Set down the whole listing verbatim.

=== Records supplied ===

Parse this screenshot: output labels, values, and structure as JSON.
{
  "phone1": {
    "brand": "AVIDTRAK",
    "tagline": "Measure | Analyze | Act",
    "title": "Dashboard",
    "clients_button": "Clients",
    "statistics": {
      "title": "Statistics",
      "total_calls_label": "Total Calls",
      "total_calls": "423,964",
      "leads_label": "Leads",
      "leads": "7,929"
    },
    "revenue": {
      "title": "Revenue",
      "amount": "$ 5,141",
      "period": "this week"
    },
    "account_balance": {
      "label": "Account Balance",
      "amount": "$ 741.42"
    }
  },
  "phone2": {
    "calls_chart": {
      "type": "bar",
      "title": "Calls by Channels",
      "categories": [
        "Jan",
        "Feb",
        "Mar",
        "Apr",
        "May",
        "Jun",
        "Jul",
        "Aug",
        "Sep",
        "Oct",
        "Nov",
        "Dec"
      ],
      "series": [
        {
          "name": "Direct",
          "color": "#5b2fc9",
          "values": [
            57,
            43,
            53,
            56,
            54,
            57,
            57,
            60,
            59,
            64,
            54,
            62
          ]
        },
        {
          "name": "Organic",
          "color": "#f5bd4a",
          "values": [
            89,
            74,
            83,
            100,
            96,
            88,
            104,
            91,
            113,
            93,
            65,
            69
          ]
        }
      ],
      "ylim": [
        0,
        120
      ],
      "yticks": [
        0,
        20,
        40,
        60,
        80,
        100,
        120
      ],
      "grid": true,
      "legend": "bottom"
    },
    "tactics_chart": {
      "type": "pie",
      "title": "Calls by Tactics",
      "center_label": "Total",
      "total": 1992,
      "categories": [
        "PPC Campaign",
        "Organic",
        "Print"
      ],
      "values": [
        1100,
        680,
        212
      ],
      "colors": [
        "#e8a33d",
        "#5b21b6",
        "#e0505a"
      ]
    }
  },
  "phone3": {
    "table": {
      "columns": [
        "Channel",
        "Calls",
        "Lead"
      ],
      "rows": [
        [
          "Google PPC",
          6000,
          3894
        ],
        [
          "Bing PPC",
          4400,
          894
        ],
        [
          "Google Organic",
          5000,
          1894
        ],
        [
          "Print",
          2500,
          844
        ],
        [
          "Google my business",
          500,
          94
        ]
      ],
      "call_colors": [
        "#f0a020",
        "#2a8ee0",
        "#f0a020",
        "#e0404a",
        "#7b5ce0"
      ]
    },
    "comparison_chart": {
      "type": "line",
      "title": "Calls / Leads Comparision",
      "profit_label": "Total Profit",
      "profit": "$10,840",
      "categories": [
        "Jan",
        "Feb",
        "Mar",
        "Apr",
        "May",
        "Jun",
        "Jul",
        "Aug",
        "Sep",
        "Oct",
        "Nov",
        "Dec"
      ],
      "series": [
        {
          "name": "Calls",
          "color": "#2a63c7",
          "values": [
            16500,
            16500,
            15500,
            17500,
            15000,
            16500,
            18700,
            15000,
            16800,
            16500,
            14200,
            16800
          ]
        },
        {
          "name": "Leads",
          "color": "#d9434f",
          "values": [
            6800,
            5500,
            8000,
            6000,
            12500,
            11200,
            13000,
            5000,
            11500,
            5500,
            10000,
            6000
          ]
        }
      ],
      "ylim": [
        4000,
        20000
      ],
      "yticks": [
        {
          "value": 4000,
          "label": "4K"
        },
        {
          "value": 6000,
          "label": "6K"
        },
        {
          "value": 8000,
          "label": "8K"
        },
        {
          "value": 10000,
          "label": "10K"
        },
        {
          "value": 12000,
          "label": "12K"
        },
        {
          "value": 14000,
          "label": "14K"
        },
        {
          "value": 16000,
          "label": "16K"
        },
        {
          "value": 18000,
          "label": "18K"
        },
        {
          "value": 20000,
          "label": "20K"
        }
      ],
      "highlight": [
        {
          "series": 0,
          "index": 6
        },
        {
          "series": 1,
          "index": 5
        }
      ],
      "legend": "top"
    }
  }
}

===

** Finished answer **
Parse this screenshot: output labels, values, and structure as JSON.
{
  "phone1": {
    "brand": "AVIDTRAK",
    "tagline": "Measure | Analyze | Act",
    "title": "Dashboard",
    "clients_button": "Clients",
    "statistics": {
      "title": "Statistics",
      "total_calls_label": "Total Calls",
      "total_calls": "423,964",
      "leads_label": "Leads",
      "leads": "7,929"
    },
    "revenue": {
      "title": "Revenue",
      "amount": "$ 5,141",
      "period": "this week"
    },
    "account_balance": {
      "label": "Account Balance",
      "amount": "$ 741.42"
    }
  },
  "phone2": {
    "calls_chart": {
      "type": "bar",
      "title": "Calls by Channels",
      "categories": [
        "Jan",
        "Feb",
        "Mar",
        "Apr",
        "May",
        "Jun",
        "Jul",
        "Aug",
        "Sep",
        "Oct",
        "Nov",
        "Dec"
      ],
      "series": [
        {
          "name": "Direct",
          "color": "#5b2fc9",
          "values": [
            57,
            43,
            53,
            56,
            54,
            57,
            57,
            60,
            59,
            64,
            54,
            62
          ]
        },
        {
          "name": "Organic",
          "color": "#f5bd4a",
          "values": [
            89,
            74,
            83,
            100,
            96,
            88,
            104,
            91,
            113,
            93,
            65,
            69
          ]
        }
      ],
      "ylim": [
        0,
        120
      ],
      "yticks": [
        0,
        20,
        40,
        60,
        80,
        100,
        120
      ],
      "grid": true,
      "legend": "bottom"
    },
    "tactics_chart": {
      "type": "pie",
      "title": "Calls by Tactics",
      "center_label": "Total",
      "total": 1992,
      "categories": [
        "PPC Campaign",
        "Organic",
        "Print"
      ],
      "values": [
        1100,
        680,
        212
      ],
      "colors": [
        "#e8a33d",
        "#5b21b6",
        "#e0505a"
      ]
    }
  },
  "phone3": {
    "table": {
      "columns": [
        "Channel",
        "Calls",
        "Lead"
      ],
      "rows": [
        [
          "Google PPC",
          6000,
          3894
        ],
        [
          "Bing PPC",
          4400,
          894
        ],
        [
          "Google Organic",
          5000,
          1894
        ],
        [
          "Print",
          2500,
          844
        ],
        [
          "Google my business",
          500,
          94
        ]
      ],
      "call_colors": [
        "#f0a020",
        "#2a8ee0",
        "#f0a020",
        "#e0404a",
        "#7b5ce0"
      ]
    },
    "comparison_chart": {
      "type": "line",
      "title": "Calls / Leads Comparision",
      "profit_label": "Total Profit",
      "profit": "$10,840",
      "categories": [
        "Jan",
        "Feb",
        "Mar",
        "Apr",
        "May",
        "Jun",
        "Jul",
        "Aug",
        "Sep",
        "Oct",
        "Nov",
        "Dec"
      ],
      "series": [
        {
          "name": "Calls",
          "color": "#2a63c7",
          "values": [
            16500,
            16500,
            15500,
            17500,
            15000,
            16500,
            18700,
            15000,
            16800,
            16500,
            14200,
            16800
          ]
        },
        {
          "name": "Leads",
          "color": "#d9434f",
          "values": [
            6800,
            5500,
            8000,
            6000,
            12500,
            11200,
            13000,
            5000,
            11500,
            5500,
            10000,
            6000
          ]
        }
      ],
      "ylim": [
        4000,
        20000
      ],
      "yticks": [
        {
          "value": 4000,
          "label": "4K"
        },
        {
          "value": 6000,
          "label": "6K"
        },
        {
          "value": 8000,
          "label": "8K"
        },
        {
          "value": 10000,
          "label": "10K"
        },
        {
          "value": 12000,
          "label": "12K"
        },
        {
          "value": 14000,
          "label": "14K"
        },
        {
          "value": 16000,
          "label": "16K"
        },
        {
          "value": 18000,
          "label": "18K"
        },
        {
          "value": 20000,
          "label": "20K"
        }
      ],
      "highlight": [
        {
          "series": 0,
          "index": 6
        },
        {
          "series": 1,
          "index": 5
        }
      ],
      "legend": "top"
    }
  }
}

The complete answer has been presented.